§ **Task statement**:
Select lines where the word "并按第八条" appears.

§ **Provided entries**:
**********
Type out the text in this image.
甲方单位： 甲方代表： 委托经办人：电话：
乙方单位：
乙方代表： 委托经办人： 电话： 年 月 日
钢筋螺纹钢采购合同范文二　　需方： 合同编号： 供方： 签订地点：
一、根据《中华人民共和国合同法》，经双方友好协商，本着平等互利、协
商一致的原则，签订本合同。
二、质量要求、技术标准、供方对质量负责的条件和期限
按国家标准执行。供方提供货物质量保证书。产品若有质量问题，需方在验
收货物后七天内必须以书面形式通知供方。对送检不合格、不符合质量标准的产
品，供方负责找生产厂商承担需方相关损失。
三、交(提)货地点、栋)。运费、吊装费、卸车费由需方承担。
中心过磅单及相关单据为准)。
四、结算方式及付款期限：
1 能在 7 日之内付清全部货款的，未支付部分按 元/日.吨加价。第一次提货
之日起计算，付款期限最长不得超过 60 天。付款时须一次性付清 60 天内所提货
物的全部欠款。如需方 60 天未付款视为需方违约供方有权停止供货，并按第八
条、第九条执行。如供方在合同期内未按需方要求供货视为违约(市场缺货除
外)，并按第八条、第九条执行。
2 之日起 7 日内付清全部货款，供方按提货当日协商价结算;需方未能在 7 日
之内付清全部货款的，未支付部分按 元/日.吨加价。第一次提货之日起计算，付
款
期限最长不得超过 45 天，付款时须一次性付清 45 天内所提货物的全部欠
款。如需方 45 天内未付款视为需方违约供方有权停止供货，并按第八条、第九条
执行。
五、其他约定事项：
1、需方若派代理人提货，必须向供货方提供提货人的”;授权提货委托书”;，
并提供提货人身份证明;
**********
§ **Correct answer**:
外)，并按第八条、第九条执行。
款。如需方 45 天内未付款视为需方违约供方有权停止供货，并按第八条、第九条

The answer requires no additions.